__DIRECTIVE__.
Below is a block of records; repeat all of them exactly.

• • • • • • •

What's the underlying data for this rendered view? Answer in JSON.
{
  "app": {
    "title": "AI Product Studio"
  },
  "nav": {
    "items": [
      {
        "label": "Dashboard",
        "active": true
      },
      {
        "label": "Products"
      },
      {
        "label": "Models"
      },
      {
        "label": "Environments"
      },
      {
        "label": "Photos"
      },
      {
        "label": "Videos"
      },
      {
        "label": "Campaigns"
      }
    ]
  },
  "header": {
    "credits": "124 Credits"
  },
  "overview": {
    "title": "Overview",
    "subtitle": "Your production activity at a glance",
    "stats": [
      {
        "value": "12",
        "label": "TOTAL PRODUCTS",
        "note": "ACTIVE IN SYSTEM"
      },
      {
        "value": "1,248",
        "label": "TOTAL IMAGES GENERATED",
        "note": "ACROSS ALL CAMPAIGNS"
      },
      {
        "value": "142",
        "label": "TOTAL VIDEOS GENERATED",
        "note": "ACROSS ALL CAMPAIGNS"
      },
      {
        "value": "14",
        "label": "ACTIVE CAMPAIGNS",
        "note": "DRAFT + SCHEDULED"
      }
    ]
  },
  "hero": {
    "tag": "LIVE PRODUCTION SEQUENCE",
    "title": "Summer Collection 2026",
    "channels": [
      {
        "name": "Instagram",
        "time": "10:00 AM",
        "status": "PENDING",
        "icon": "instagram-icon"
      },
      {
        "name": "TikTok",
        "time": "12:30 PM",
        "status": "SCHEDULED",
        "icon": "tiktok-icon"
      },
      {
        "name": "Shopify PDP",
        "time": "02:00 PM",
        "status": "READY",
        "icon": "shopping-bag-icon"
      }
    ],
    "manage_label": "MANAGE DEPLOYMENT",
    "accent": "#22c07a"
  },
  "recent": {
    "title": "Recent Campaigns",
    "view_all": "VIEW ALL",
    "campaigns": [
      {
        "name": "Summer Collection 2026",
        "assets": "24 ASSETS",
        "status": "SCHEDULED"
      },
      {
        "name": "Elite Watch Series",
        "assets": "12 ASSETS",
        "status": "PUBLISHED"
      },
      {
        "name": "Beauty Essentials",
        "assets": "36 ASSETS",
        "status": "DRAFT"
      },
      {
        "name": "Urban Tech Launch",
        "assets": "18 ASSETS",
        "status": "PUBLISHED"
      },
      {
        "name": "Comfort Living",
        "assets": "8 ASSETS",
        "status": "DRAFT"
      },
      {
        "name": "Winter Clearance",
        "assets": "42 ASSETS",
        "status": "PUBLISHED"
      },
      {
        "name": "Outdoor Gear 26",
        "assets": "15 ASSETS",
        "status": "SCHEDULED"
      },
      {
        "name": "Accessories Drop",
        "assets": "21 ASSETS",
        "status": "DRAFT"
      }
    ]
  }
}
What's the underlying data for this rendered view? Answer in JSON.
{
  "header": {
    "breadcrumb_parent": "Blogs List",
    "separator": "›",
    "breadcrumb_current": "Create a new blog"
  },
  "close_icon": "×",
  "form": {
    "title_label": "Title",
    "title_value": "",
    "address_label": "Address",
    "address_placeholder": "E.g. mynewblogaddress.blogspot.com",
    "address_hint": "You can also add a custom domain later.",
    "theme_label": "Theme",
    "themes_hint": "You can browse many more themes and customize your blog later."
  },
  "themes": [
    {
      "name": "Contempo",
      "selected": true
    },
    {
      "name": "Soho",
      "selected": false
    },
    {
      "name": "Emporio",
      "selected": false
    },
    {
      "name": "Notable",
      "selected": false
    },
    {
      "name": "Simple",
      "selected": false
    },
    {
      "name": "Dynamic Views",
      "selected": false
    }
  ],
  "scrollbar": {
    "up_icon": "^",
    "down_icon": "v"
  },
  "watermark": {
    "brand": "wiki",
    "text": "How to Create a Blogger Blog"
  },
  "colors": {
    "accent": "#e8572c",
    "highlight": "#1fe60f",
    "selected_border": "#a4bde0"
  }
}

• • • • • • •

__EXPECTED OUTPUT__.
What's the underlying data for this rendered view? Answer in JSON.
{
  "app": {
    "title": "AI Product Studio"
  },
  "nav": {
    "items": [
      {
        "label": "Dashboard",
        "active": true
      },
      {
        "label": "Products"
      },
      {
        "label": "Models"
      },
      {
        "label": "Environments"
      },
      {
        "label": "Photos"
      },
      {
        "label": "Videos"
      },
      {
        "label": "Campaigns"
      }
    ]
  },
  "header": {
    "credits": "124 Credits"
  },
  "overview": {
    "title": "Overview",
    "subtitle": "Your production activity at a glance",
    "stats": [
      {
        "value": "12",
        "label": "TOTAL PRODUCTS",
        "note": "ACTIVE IN SYSTEM"
      },
      {
        "value": "1,248",
        "label": "TOTAL IMAGES GENERATED",
        "note": "ACROSS ALL CAMPAIGNS"
      },
      {
        "value": "142",
        "label": "TOTAL VIDEOS GENERATED",
        "note": "ACROSS ALL CAMPAIGNS"
      },
      {
        "value": "14",
        "label": "ACTIVE CAMPAIGNS",
        "note": "DRAFT + SCHEDULED"
      }
    ]
  },
  "hero": {
    "tag": "LIVE PRODUCTION SEQUENCE",
    "title": "Summer Collection 2026",
    "channels": [
      {
        "name": "Instagram",
        "time": "10:00 AM",
        "status": "PENDING",
        "icon": "instagram-icon"
      },
      {
        "name": "TikTok",
        "time": "12:30 PM",
        "status": "SCHEDULED",
        "icon": "tiktok-icon"
      },
      {
        "name": "Shopify PDP",
        "time": "02:00 PM",
        "status": "READY",
        "icon": "shopping-bag-icon"
      }
    ],
    "manage_label": "MANAGE DEPLOYMENT",
    "accent": "#22c07a"
  },
  "recent": {
    "title": "Recent Campaigns",
    "view_all": "VIEW ALL",
    "campaigns": [
      {
        "name": "Summer Collection 2026",
        "assets": "24 ASSETS",
        "status": "SCHEDULED"
      },
      {
        "name": "Elite Watch Series",
        "assets": "12 ASSETS",
        "status": "PUBLISHED"
      },
      {
        "name": "Beauty Essentials",
        "assets": "36 ASSETS",
        "status": "DRAFT"
      },
      {
        "name": "Urban Tech Launch",
        "assets": "18 ASSETS",
        "status": "PUBLISHED"
      },
      {
        "name": "Comfort Living",
        "assets": "8 ASSETS",
        "status": "DRAFT"
      },
      {
        "name": "Winter Clearance",
        "assets": "42 ASSETS",
        "status": "PUBLISHED"
      },
      {
        "name": "Outdoor Gear 26",
        "assets": "15 ASSETS",
        "status": "SCHEDULED"
      },
      {
        "name": "Accessories Drop",
        "assets": "21 ASSETS",
        "status": "DRAFT"
      }
    ]
  }
}
What's the underlying data for this rendered view? Answer in JSON.
{
  "header": {
    "breadcrumb_parent": "Blogs List",
    "separator": "›",
    "breadcrumb_current": "Create a new blog"
  },
  "close_icon": "×",
  "form": {
    "title_label": "Title",
    "title_value": "",
    "address_label": "Address",
    "address_placeholder": "E.g. mynewblogaddress.blogspot.com",
    "address_hint": "You can also add a custom domain later.",
    "theme_label": "Theme",
    "themes_hint": "You can browse many more themes and customize your blog later."
  },
  "themes": [
    {
      "name": "Contempo",
      "selected": true
    },
    {
      "name": "Soho",
      "selected": false
    },
    {
      "name": "Emporio",
      "selected": false
    },
    {
      "name": "Notable",
      "selected": false
    },
    {
      "name": "Simple",
      "selected": false
    },
    {
      "name": "Dynamic Views",
      "selected": false
    }
  ],
  "scrollbar": {
    "up_icon": "^",
    "down_icon": "v"
  },
  "watermark": {
    "brand": "wiki",
    "text": "How to Create a Blogger Blog"
  },
  "colors": {
    "accent": "#e8572c",
    "highlight": "#1fe60f",
    "selected_border": "#a4bde0"
  }
}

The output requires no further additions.